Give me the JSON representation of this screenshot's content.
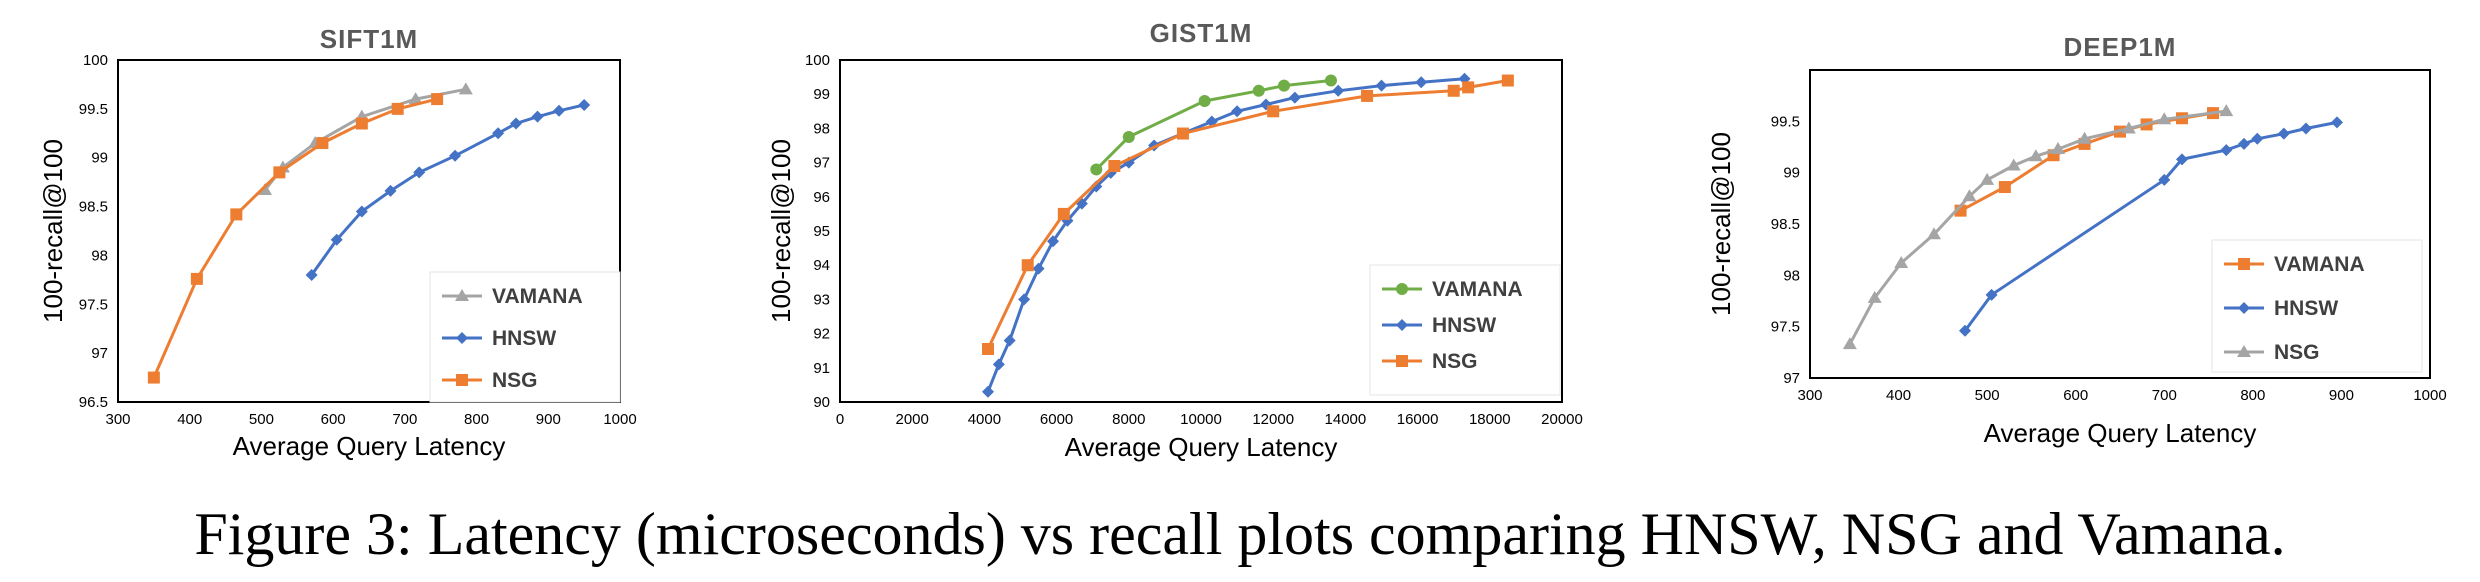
{
  "caption": "Figure 3: Latency (microseconds) vs recall plots comparing HNSW, NSG and Vamana.",
  "colors": {
    "vamana_gray": "#A5A5A5",
    "vamana_green": "#70AD47",
    "hnsw": "#4472C4",
    "nsg": "#ED7D31"
  },
  "chart_data": [
    {
      "type": "line",
      "title": "SIFT1M",
      "xlabel": "Average Query Latency",
      "ylabel": "100-recall@100",
      "xlim": [
        300,
        1000
      ],
      "ylim": [
        96.5,
        100
      ],
      "xticks": [
        "300",
        "400",
        "500",
        "600",
        "700",
        "800",
        "900",
        "1000"
      ],
      "yticks": [
        "96.5",
        "97",
        "97.5",
        "98",
        "98.5",
        "99",
        "99.5",
        "100"
      ],
      "legend_position": "bottom-right",
      "series": [
        {
          "name": "VAMANA",
          "marker": "triangle",
          "color": "#A5A5A5",
          "x": [
            505,
            530,
            575,
            640,
            715,
            785
          ],
          "y": [
            98.67,
            98.9,
            99.15,
            99.42,
            99.6,
            99.7
          ]
        },
        {
          "name": "HNSW",
          "marker": "diamond",
          "color": "#4472C4",
          "x": [
            570,
            605,
            640,
            680,
            720,
            770,
            830,
            855,
            885,
            915,
            950
          ],
          "y": [
            97.8,
            98.16,
            98.45,
            98.66,
            98.85,
            99.02,
            99.25,
            99.35,
            99.42,
            99.48,
            99.54
          ]
        },
        {
          "name": "NSG",
          "marker": "square",
          "color": "#ED7D31",
          "x": [
            350,
            410,
            465,
            525,
            585,
            640,
            690,
            745
          ],
          "y": [
            96.75,
            97.76,
            98.42,
            98.85,
            99.15,
            99.35,
            99.5,
            99.6
          ]
        }
      ]
    },
    {
      "type": "line",
      "title": "GIST1M",
      "xlabel": "Average Query Latency",
      "ylabel": "100-recall@100",
      "xlim": [
        0,
        20000
      ],
      "ylim": [
        90,
        100
      ],
      "xticks": [
        "0",
        "2000",
        "4000",
        "6000",
        "8000",
        "10000",
        "12000",
        "14000",
        "16000",
        "18000",
        "20000"
      ],
      "yticks": [
        "90",
        "91",
        "92",
        "93",
        "94",
        "95",
        "96",
        "97",
        "98",
        "99",
        "100"
      ],
      "legend_position": "bottom-right",
      "series": [
        {
          "name": "VAMANA",
          "marker": "circle",
          "color": "#70AD47",
          "x": [
            7100,
            8000,
            10100,
            11600,
            12300,
            13600
          ],
          "y": [
            96.8,
            97.75,
            98.8,
            99.1,
            99.25,
            99.4
          ]
        },
        {
          "name": "HNSW",
          "marker": "diamond",
          "color": "#4472C4",
          "x": [
            4100,
            4400,
            4700,
            5100,
            5500,
            5900,
            6300,
            6700,
            7100,
            7500,
            8000,
            8700,
            9500,
            10300,
            11000,
            11800,
            12600,
            13800,
            15000,
            16100,
            17300
          ],
          "y": [
            90.3,
            91.1,
            91.8,
            93.0,
            93.9,
            94.7,
            95.3,
            95.8,
            96.3,
            96.7,
            97.0,
            97.5,
            97.85,
            98.2,
            98.5,
            98.7,
            98.9,
            99.1,
            99.25,
            99.35,
            99.45
          ]
        },
        {
          "name": "NSG",
          "marker": "square",
          "color": "#ED7D31",
          "x": [
            4100,
            5200,
            6200,
            7600,
            9500,
            12000,
            14600,
            17000,
            17400,
            18500
          ],
          "y": [
            91.55,
            94.0,
            95.5,
            96.9,
            97.85,
            98.5,
            98.95,
            99.1,
            99.2,
            99.4
          ]
        }
      ]
    },
    {
      "type": "line",
      "title": "DEEP1M",
      "xlabel": "Average Query Latency",
      "ylabel": "100-recall@100",
      "xlim": [
        300,
        1000
      ],
      "ylim": [
        97,
        100
      ],
      "xticks": [
        "300",
        "400",
        "500",
        "600",
        "700",
        "800",
        "900",
        "1000"
      ],
      "yticks": [
        "97",
        "97.5",
        "98",
        "98.5",
        "99",
        "99.5"
      ],
      "legend_position": "bottom-right",
      "series": [
        {
          "name": "VAMANA",
          "marker": "square",
          "color": "#ED7D31",
          "x": [
            470,
            520,
            575,
            610,
            650,
            680,
            720,
            755
          ],
          "y": [
            98.63,
            98.86,
            99.17,
            99.28,
            99.4,
            99.47,
            99.53,
            99.58
          ]
        },
        {
          "name": "HNSW",
          "marker": "diamond",
          "color": "#4472C4",
          "x": [
            475,
            505,
            700,
            720,
            770,
            790,
            805,
            835,
            860,
            895
          ],
          "y": [
            97.46,
            97.81,
            98.93,
            99.13,
            99.22,
            99.28,
            99.33,
            99.38,
            99.43,
            99.49
          ]
        },
        {
          "name": "NSG",
          "marker": "triangle",
          "color": "#A5A5A5",
          "x": [
            345,
            373,
            403,
            440,
            480,
            500,
            530,
            555,
            580,
            610,
            660,
            700,
            770
          ],
          "y": [
            97.33,
            97.78,
            98.12,
            98.4,
            98.77,
            98.93,
            99.07,
            99.16,
            99.23,
            99.33,
            99.43,
            99.52,
            99.6
          ]
        }
      ]
    }
  ]
}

# JOB
Output, exactly, all the records above; include no pictures.

# EXERCISE RESPONSE
Give me the JSON representation of this screenshot's content.
{
  "caption": "Figure 3: Latency (microseconds) vs recall plots comparing HNSW, NSG and Vamana.",
  "colors": {
    "vamana_gray": "#A5A5A5",
    "vamana_green": "#70AD47",
    "hnsw": "#4472C4",
    "nsg": "#ED7D31"
  },
  "chart_data": [
    {
      "type": "line",
      "title": "SIFT1M",
      "xlabel": "Average Query Latency",
      "ylabel": "100-recall@100",
      "xlim": [
        300,
        1000
      ],
      "ylim": [
        96.5,
        100
      ],
      "xticks": [
        "300",
        "400",
        "500",
        "600",
        "700",
        "800",
        "900",
        "1000"
      ],
      "yticks": [
        "96.5",
        "97",
        "97.5",
        "98",
        "98.5",
        "99",
        "99.5",
        "100"
      ],
      "legend_position": "bottom-right",
      "series": [
        {
          "name": "VAMANA",
          "marker": "triangle",
          "color": "#A5A5A5",
          "x": [
            505,
            530,
            575,
            640,
            715,
            785
          ],
          "y": [
            98.67,
            98.9,
            99.15,
            99.42,
            99.6,
            99.7
          ]
        },
        {
          "name": "HNSW",
          "marker": "diamond",
          "color": "#4472C4",
          "x": [
            570,
            605,
            640,
            680,
            720,
            770,
            830,
            855,
            885,
            915,
            950
          ],
          "y": [
            97.8,
            98.16,
            98.45,
            98.66,
            98.85,
            99.02,
            99.25,
            99.35,
            99.42,
            99.48,
            99.54
          ]
        },
        {
          "name": "NSG",
          "marker": "square",
          "color": "#ED7D31",
          "x": [
            350,
            410,
            465,
            525,
            585,
            640,
            690,
            745
          ],
          "y": [
            96.75,
            97.76,
            98.42,
            98.85,
            99.15,
            99.35,
            99.5,
            99.6
          ]
        }
      ]
    },
    {
      "type": "line",
      "title": "GIST1M",
      "xlabel": "Average Query Latency",
      "ylabel": "100-recall@100",
      "xlim": [
        0,
        20000
      ],
      "ylim": [
        90,
        100
      ],
      "xticks": [
        "0",
        "2000",
        "4000",
        "6000",
        "8000",
        "10000",
        "12000",
        "14000",
        "16000",
        "18000",
        "20000"
      ],
      "yticks": [
        "90",
        "91",
        "92",
        "93",
        "94",
        "95",
        "96",
        "97",
        "98",
        "99",
        "100"
      ],
      "legend_position": "bottom-right",
      "series": [
        {
          "name": "VAMANA",
          "marker": "circle",
          "color": "#70AD47",
          "x": [
            7100,
            8000,
            10100,
            11600,
            12300,
            13600
          ],
          "y": [
            96.8,
            97.75,
            98.8,
            99.1,
            99.25,
            99.4
          ]
        },
        {
          "name": "HNSW",
          "marker": "diamond",
          "color": "#4472C4",
          "x": [
            4100,
            4400,
            4700,
            5100,
            5500,
            5900,
            6300,
            6700,
            7100,
            7500,
            8000,
            8700,
            9500,
            10300,
            11000,
            11800,
            12600,
            13800,
            15000,
            16100,
            17300
          ],
          "y": [
            90.3,
            91.1,
            91.8,
            93.0,
            93.9,
            94.7,
            95.3,
            95.8,
            96.3,
            96.7,
            97.0,
            97.5,
            97.85,
            98.2,
            98.5,
            98.7,
            98.9,
            99.1,
            99.25,
            99.35,
            99.45
          ]
        },
        {
          "name": "NSG",
          "marker": "square",
          "color": "#ED7D31",
          "x": [
            4100,
            5200,
            6200,
            7600,
            9500,
            12000,
            14600,
            17000,
            17400,
            18500
          ],
          "y": [
            91.55,
            94.0,
            95.5,
            96.9,
            97.85,
            98.5,
            98.95,
            99.1,
            99.2,
            99.4
          ]
        }
      ]
    },
    {
      "type": "line",
      "title": "DEEP1M",
      "xlabel": "Average Query Latency",
      "ylabel": "100-recall@100",
      "xlim": [
        300,
        1000
      ],
      "ylim": [
        97,
        100
      ],
      "xticks": [
        "300",
        "400",
        "500",
        "600",
        "700",
        "800",
        "900",
        "1000"
      ],
      "yticks": [
        "97",
        "97.5",
        "98",
        "98.5",
        "99",
        "99.5"
      ],
      "legend_position": "bottom-right",
      "series": [
        {
          "name": "VAMANA",
          "marker": "square",
          "color": "#ED7D31",
          "x": [
            470,
            520,
            575,
            610,
            650,
            680,
            720,
            755
          ],
          "y": [
            98.63,
            98.86,
            99.17,
            99.28,
            99.4,
            99.47,
            99.53,
            99.58
          ]
        },
        {
          "name": "HNSW",
          "marker": "diamond",
          "color": "#4472C4",
          "x": [
            475,
            505,
            700,
            720,
            770,
            790,
            805,
            835,
            860,
            895
          ],
          "y": [
            97.46,
            97.81,
            98.93,
            99.13,
            99.22,
            99.28,
            99.33,
            99.38,
            99.43,
            99.49
          ]
        },
        {
          "name": "NSG",
          "marker": "triangle",
          "color": "#A5A5A5",
          "x": [
            345,
            373,
            403,
            440,
            480,
            500,
            530,
            555,
            580,
            610,
            660,
            700,
            770
          ],
          "y": [
            97.33,
            97.78,
            98.12,
            98.4,
            98.77,
            98.93,
            99.07,
            99.16,
            99.23,
            99.33,
            99.43,
            99.52,
            99.6
          ]
        }
      ]
    }
  ]
}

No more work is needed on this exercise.